Filter the records for lines holding the string "into".

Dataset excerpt
-- begin --
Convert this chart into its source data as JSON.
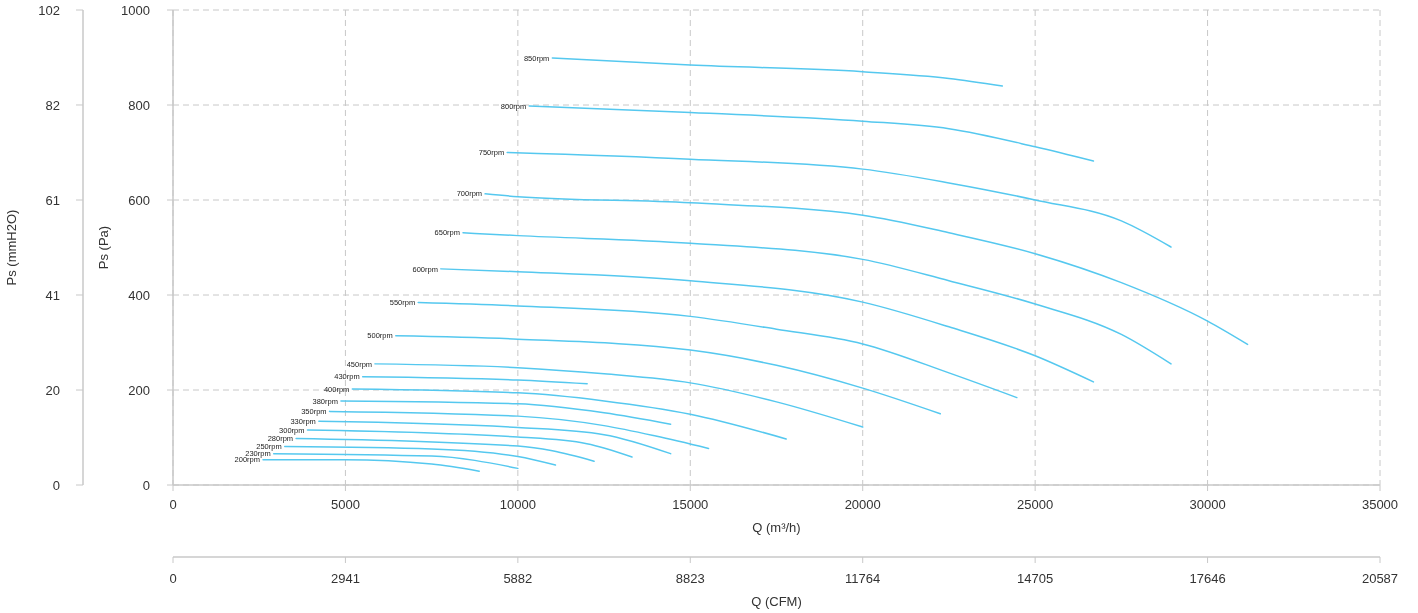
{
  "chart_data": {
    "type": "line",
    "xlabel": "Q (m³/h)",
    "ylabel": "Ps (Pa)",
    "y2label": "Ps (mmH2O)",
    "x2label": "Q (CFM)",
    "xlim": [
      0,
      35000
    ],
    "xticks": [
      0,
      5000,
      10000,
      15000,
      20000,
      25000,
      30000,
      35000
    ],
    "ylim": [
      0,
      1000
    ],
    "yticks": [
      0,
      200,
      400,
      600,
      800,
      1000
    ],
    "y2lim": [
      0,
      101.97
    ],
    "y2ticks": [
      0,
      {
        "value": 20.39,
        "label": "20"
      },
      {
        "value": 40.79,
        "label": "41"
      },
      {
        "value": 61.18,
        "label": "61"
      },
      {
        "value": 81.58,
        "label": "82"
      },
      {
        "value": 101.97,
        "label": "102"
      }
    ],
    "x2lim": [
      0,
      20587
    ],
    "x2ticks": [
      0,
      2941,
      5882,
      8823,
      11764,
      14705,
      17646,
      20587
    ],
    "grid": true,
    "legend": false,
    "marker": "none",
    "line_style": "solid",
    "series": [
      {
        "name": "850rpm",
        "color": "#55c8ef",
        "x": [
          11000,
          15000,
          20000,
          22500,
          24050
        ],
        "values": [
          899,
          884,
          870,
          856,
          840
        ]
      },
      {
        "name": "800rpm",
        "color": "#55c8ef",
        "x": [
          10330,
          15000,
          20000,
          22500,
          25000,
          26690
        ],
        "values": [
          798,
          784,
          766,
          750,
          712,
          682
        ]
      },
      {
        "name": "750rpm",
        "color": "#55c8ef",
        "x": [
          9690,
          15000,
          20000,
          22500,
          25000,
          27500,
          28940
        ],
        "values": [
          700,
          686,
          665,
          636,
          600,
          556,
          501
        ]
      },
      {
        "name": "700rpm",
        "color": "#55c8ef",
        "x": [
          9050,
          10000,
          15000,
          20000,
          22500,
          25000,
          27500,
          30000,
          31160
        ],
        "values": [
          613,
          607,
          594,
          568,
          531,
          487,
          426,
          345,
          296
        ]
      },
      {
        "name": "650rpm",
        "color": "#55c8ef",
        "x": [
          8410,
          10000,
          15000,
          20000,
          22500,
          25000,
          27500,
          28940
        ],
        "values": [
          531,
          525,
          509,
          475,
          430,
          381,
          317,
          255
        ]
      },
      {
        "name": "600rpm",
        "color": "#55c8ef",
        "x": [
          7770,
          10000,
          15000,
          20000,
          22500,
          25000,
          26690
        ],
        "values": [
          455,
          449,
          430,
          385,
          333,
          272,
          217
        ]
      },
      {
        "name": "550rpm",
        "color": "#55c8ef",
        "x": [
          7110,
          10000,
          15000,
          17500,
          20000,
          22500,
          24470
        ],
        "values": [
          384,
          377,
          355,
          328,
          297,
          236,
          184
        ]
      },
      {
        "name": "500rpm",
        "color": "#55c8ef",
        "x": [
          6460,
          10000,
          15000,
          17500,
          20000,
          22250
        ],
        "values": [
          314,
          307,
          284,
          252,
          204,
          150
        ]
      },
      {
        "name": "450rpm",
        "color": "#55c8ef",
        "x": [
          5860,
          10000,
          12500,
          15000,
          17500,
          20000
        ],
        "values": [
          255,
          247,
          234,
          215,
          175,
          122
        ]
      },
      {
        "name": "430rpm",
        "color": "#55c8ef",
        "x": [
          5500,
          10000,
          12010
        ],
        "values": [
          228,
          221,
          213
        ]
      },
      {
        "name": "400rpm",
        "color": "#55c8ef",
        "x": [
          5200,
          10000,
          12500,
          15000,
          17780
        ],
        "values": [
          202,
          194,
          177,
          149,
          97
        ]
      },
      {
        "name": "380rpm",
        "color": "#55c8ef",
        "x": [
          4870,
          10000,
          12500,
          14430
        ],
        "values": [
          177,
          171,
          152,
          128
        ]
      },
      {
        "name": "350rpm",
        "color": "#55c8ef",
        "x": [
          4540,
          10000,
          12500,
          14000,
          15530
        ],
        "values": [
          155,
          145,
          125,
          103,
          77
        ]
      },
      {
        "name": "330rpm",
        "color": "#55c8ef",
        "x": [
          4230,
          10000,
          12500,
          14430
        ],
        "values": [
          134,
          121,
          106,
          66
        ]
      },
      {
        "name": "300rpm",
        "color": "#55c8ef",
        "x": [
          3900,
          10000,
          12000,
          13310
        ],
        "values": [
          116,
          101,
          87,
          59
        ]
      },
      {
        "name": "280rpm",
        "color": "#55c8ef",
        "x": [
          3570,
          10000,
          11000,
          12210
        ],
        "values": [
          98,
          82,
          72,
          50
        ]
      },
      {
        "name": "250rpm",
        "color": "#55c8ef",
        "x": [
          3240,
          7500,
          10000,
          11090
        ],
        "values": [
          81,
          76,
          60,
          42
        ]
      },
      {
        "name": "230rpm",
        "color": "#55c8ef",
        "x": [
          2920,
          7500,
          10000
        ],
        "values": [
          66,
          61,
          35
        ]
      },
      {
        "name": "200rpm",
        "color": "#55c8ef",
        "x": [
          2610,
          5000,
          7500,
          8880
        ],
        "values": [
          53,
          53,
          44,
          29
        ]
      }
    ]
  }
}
-- end --
-- begin --
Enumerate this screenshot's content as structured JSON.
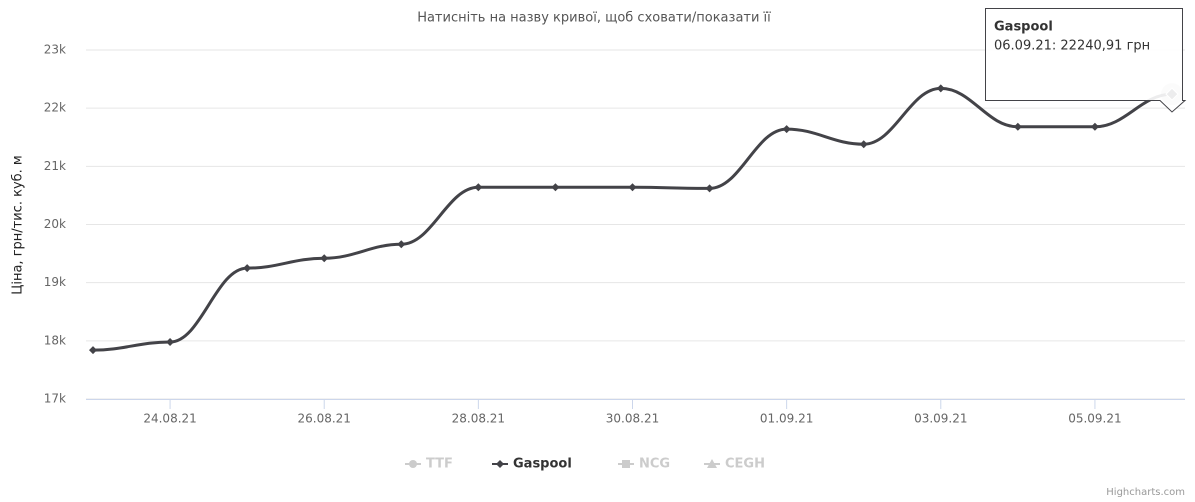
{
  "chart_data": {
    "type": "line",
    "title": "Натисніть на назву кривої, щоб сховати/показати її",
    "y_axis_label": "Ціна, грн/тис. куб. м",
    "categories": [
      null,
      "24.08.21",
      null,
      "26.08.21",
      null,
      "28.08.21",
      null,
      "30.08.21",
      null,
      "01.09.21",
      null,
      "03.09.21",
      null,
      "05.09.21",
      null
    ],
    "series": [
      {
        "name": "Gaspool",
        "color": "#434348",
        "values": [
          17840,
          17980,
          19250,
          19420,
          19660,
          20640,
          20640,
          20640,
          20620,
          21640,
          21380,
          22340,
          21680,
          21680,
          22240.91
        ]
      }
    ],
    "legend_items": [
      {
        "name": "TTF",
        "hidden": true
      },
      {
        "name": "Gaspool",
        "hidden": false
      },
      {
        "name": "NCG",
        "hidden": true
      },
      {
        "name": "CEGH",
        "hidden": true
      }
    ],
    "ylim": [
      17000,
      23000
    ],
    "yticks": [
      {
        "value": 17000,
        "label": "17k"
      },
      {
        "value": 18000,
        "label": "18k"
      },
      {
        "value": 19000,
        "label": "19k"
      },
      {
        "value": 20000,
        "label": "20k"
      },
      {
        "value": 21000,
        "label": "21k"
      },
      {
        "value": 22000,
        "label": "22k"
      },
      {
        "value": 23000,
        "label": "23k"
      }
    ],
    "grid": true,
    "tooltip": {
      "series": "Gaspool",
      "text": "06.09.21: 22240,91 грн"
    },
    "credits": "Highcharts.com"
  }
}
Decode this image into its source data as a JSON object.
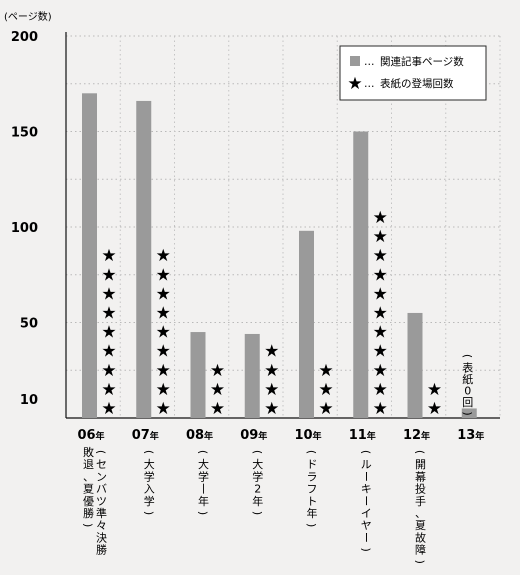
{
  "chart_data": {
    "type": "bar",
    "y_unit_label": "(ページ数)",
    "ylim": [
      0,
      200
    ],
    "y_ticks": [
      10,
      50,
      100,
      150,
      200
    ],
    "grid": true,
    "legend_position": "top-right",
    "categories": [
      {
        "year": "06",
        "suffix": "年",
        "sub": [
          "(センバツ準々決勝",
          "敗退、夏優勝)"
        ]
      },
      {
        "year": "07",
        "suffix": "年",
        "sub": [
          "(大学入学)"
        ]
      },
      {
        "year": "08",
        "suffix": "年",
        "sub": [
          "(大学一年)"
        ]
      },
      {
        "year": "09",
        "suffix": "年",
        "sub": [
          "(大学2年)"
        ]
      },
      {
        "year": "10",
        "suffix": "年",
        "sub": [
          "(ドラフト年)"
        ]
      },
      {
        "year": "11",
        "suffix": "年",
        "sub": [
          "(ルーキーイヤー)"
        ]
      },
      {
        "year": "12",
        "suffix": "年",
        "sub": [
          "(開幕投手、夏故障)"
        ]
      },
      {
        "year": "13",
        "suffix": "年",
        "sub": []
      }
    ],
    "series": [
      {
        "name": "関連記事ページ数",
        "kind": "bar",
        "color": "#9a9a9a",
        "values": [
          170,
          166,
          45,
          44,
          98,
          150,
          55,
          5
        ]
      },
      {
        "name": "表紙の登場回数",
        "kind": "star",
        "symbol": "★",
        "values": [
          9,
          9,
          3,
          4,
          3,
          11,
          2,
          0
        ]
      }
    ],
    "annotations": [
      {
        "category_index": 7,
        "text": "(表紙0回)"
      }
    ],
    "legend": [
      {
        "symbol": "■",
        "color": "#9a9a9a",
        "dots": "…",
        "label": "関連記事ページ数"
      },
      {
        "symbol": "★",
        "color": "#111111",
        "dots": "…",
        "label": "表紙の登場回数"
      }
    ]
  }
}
-- end --
:: Response to this exercise ::
Convert this chart into its source data as JSON.
Decode this image into its source data as a JSON object.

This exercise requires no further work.